● **REQUIRED WORK**
Write the records out again, keeping each line exactly as it is.

────────────────

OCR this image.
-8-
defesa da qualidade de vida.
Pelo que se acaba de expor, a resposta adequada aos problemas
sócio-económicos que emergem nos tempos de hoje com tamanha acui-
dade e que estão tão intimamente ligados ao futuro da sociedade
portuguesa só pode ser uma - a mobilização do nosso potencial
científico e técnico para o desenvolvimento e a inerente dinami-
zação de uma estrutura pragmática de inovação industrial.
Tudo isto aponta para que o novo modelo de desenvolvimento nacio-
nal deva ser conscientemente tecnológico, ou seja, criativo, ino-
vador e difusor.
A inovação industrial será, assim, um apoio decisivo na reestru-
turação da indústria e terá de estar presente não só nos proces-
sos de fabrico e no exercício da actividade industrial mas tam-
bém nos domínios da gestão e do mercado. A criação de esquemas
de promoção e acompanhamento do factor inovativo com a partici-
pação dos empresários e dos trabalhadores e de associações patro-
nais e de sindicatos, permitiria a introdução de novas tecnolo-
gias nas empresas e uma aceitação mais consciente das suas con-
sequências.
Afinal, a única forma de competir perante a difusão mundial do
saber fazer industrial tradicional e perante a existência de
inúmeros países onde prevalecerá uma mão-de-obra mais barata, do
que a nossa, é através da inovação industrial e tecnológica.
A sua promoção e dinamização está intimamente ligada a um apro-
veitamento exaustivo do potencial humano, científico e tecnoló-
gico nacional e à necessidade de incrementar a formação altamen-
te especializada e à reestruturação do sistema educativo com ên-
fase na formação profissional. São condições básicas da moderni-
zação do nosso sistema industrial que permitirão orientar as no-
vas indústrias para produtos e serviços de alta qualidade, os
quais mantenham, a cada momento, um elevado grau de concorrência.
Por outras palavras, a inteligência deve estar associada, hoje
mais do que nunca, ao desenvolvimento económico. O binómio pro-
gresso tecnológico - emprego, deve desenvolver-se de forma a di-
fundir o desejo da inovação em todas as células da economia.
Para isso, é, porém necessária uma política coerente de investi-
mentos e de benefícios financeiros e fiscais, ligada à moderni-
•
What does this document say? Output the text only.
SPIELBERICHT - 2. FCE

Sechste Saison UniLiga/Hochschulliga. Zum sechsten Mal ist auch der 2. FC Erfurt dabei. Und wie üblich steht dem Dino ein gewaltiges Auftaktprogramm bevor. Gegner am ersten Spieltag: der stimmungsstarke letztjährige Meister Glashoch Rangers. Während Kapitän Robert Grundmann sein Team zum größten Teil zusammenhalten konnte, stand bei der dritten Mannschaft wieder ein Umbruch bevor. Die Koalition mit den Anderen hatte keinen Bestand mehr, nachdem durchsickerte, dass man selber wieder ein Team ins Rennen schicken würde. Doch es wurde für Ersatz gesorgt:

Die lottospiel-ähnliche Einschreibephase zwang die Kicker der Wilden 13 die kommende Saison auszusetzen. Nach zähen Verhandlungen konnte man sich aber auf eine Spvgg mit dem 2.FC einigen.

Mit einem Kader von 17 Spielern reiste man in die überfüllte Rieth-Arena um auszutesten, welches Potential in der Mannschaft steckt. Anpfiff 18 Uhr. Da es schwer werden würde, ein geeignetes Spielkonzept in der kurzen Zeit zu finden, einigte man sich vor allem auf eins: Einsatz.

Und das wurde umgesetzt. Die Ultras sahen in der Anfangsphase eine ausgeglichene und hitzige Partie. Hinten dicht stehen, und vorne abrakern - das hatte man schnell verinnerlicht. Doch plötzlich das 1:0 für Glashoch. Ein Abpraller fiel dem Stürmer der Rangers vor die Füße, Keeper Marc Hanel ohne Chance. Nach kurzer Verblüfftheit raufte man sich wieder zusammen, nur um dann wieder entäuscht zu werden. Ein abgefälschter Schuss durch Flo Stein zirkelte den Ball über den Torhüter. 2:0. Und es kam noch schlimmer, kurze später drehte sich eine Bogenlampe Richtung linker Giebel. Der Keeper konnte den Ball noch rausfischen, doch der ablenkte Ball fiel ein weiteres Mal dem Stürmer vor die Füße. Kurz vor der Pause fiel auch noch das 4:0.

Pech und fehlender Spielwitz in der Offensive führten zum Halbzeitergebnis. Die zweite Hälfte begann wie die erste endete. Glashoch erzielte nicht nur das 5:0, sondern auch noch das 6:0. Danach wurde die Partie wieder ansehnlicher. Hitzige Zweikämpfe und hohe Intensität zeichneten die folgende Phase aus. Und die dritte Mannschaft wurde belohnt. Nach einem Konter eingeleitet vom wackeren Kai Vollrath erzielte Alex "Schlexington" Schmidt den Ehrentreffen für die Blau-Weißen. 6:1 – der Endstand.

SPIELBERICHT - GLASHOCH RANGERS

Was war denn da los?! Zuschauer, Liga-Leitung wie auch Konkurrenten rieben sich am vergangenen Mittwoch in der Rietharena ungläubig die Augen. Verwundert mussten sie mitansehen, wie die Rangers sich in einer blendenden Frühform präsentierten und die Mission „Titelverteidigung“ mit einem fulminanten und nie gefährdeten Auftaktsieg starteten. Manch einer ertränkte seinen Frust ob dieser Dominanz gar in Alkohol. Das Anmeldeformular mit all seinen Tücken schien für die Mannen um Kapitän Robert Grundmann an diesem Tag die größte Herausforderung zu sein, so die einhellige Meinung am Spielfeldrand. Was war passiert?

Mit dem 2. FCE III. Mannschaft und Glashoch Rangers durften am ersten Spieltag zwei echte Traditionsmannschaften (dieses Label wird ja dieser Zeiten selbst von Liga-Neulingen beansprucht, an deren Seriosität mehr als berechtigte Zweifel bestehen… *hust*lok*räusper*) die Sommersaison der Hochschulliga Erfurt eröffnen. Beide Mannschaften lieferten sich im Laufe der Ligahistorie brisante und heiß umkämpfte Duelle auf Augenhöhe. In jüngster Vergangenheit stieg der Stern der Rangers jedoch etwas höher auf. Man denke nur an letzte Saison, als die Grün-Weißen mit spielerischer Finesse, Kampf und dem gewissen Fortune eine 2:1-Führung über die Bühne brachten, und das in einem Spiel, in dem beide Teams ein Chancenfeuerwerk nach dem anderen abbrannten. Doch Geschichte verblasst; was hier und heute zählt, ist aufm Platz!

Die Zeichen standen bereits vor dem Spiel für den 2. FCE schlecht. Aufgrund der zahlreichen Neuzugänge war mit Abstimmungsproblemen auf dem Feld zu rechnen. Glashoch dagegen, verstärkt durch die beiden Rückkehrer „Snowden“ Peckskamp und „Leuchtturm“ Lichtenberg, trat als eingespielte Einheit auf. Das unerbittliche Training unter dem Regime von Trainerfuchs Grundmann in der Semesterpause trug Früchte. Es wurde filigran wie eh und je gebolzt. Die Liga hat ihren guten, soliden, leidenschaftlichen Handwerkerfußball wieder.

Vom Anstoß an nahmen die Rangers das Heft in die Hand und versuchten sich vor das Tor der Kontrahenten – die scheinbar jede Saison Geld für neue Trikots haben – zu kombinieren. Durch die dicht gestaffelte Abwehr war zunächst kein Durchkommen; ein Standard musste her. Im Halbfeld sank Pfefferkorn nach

────────────────

● **SOLUTION FOR THIS PROBLEM**
OCR this image.
-8-
defesa da qualidade de vida.
Pelo que se acaba de expor, a resposta adequada aos problemas
sócio-económicos que emergem nos tempos de hoje com tamanha acui-
dade e que estão tão intimamente ligados ao futuro da sociedade
portuguesa só pode ser uma - a mobilização do nosso potencial
científico e técnico para o desenvolvimento e a inerente dinami-
zação de uma estrutura pragmática de inovação industrial.
Tudo isto aponta para que o novo modelo de desenvolvimento nacio-
nal deva ser conscientemente tecnológico, ou seja, criativo, ino-
vador e difusor.
A inovação industrial será, assim, um apoio decisivo na reestru-
turação da indústria e terá de estar presente não só nos proces-
sos de fabrico e no exercício da actividade industrial mas tam-
bém nos domínios da gestão e do mercado. A criação de esquemas
de promoção e acompanhamento do factor inovativo com a partici-
pação dos empresários e dos trabalhadores e de associações patro-
nais e de sindicatos, permitiria a introdução de novas tecnolo-
gias nas empresas e uma aceitação mais consciente das suas con-
sequências.
Afinal, a única forma de competir perante a difusão mundial do
saber fazer industrial tradicional e perante a existência de
inúmeros países onde prevalecerá uma mão-de-obra mais barata, do
que a nossa, é através da inovação industrial e tecnológica.
A sua promoção e dinamização está intimamente ligada a um apro-
veitamento exaustivo do potencial humano, científico e tecnoló-
gico nacional e à necessidade de incrementar a formação altamen-
te especializada e à reestruturação do sistema educativo com ên-
fase na formação profissional. São condições básicas da moderni-
zação do nosso sistema industrial que permitirão orientar as no-
vas indústrias para produtos e serviços de alta qualidade, os
quais mantenham, a cada momento, um elevado grau de concorrência.
Por outras palavras, a inteligência deve estar associada, hoje
mais do que nunca, ao desenvolvimento económico. O binómio pro-
gresso tecnológico - emprego, deve desenvolver-se de forma a di-
fundir o desejo da inovação em todas as células da economia.
Para isso, é, porém necessária uma política coerente de investi-
mentos e de benefícios financeiros e fiscais, ligada à moderni-
•
What does this document say? Output the text only.
SPIELBERICHT - 2. FCE

Sechste Saison UniLiga/Hochschulliga. Zum sechsten Mal ist auch der 2. FC Erfurt dabei. Und wie üblich steht dem Dino ein gewaltiges Auftaktprogramm bevor. Gegner am ersten Spieltag: der stimmungsstarke letztjährige Meister Glashoch Rangers. Während Kapitän Robert Grundmann sein Team zum größten Teil zusammenhalten konnte, stand bei der dritten Mannschaft wieder ein Umbruch bevor. Die Koalition mit den Anderen hatte keinen Bestand mehr, nachdem durchsickerte, dass man selber wieder ein Team ins Rennen schicken würde. Doch es wurde für Ersatz gesorgt:

Die lottospiel-ähnliche Einschreibephase zwang die Kicker der Wilden 13 die kommende Saison auszusetzen. Nach zähen Verhandlungen konnte man sich aber auf eine Spvgg mit dem 2.FC einigen.

Mit einem Kader von 17 Spielern reiste man in die überfüllte Rieth-Arena um auszutesten, welches Potential in der Mannschaft steckt. Anpfiff 18 Uhr. Da es schwer werden würde, ein geeignetes Spielkonzept in der kurzen Zeit zu finden, einigte man sich vor allem auf eins: Einsatz.

Und das wurde umgesetzt. Die Ultras sahen in der Anfangsphase eine ausgeglichene und hitzige Partie. Hinten dicht stehen, und vorne abrakern - das hatte man schnell verinnerlicht. Doch plötzlich das 1:0 für Glashoch. Ein Abpraller fiel dem Stürmer der Rangers vor die Füße, Keeper Marc Hanel ohne Chance. Nach kurzer Verblüfftheit raufte man sich wieder zusammen, nur um dann wieder entäuscht zu werden. Ein abgefälschter Schuss durch Flo Stein zirkelte den Ball über den Torhüter. 2:0. Und es kam noch schlimmer, kurze später drehte sich eine Bogenlampe Richtung linker Giebel. Der Keeper konnte den Ball noch rausfischen, doch der ablenkte Ball fiel ein weiteres Mal dem Stürmer vor die Füße. Kurz vor der Pause fiel auch noch das 4:0.

Pech und fehlender Spielwitz in der Offensive führten zum Halbzeitergebnis. Die zweite Hälfte begann wie die erste endete. Glashoch erzielte nicht nur das 5:0, sondern auch noch das 6:0. Danach wurde die Partie wieder ansehnlicher. Hitzige Zweikämpfe und hohe Intensität zeichneten die folgende Phase aus. Und die dritte Mannschaft wurde belohnt. Nach einem Konter eingeleitet vom wackeren Kai Vollrath erzielte Alex "Schlexington" Schmidt den Ehrentreffen für die Blau-Weißen. 6:1 – der Endstand.

SPIELBERICHT - GLASHOCH RANGERS

Was war denn da los?! Zuschauer, Liga-Leitung wie auch Konkurrenten rieben sich am vergangenen Mittwoch in der Rietharena ungläubig die Augen. Verwundert mussten sie mitansehen, wie die Rangers sich in einer blendenden Frühform präsentierten und die Mission „Titelverteidigung“ mit einem fulminanten und nie gefährdeten Auftaktsieg starteten. Manch einer ertränkte seinen Frust ob dieser Dominanz gar in Alkohol. Das Anmeldeformular mit all seinen Tücken schien für die Mannen um Kapitän Robert Grundmann an diesem Tag die größte Herausforderung zu sein, so die einhellige Meinung am Spielfeldrand. Was war passiert?

Mit dem 2. FCE III. Mannschaft und Glashoch Rangers durften am ersten Spieltag zwei echte Traditionsmannschaften (dieses Label wird ja dieser Zeiten selbst von Liga-Neulingen beansprucht, an deren Seriosität mehr als berechtigte Zweifel bestehen… *hust*lok*räusper*) die Sommersaison der Hochschulliga Erfurt eröffnen. Beide Mannschaften lieferten sich im Laufe der Ligahistorie brisante und heiß umkämpfte Duelle auf Augenhöhe. In jüngster Vergangenheit stieg der Stern der Rangers jedoch etwas höher auf. Man denke nur an letzte Saison, als die Grün-Weißen mit spielerischer Finesse, Kampf und dem gewissen Fortune eine 2:1-Führung über die Bühne brachten, und das in einem Spiel, in dem beide Teams ein Chancenfeuerwerk nach dem anderen abbrannten. Doch Geschichte verblasst; was hier und heute zählt, ist aufm Platz!

Die Zeichen standen bereits vor dem Spiel für den 2. FCE schlecht. Aufgrund der zahlreichen Neuzugänge war mit Abstimmungsproblemen auf dem Feld zu rechnen. Glashoch dagegen, verstärkt durch die beiden Rückkehrer „Snowden“ Peckskamp und „Leuchtturm“ Lichtenberg, trat als eingespielte Einheit auf. Das unerbittliche Training unter dem Regime von Trainerfuchs Grundmann in der Semesterpause trug Früchte. Es wurde filigran wie eh und je gebolzt. Die Liga hat ihren guten, soliden, leidenschaftlichen Handwerkerfußball wieder.

Vom Anstoß an nahmen die Rangers das Heft in die Hand und versuchten sich vor das Tor der Kontrahenten – die scheinbar jede Saison Geld für neue Trikots haben – zu kombinieren. Durch die dicht gestaffelte Abwehr war zunächst kein Durchkommen; ein Standard musste her. Im Halbfeld sank Pfefferkorn nach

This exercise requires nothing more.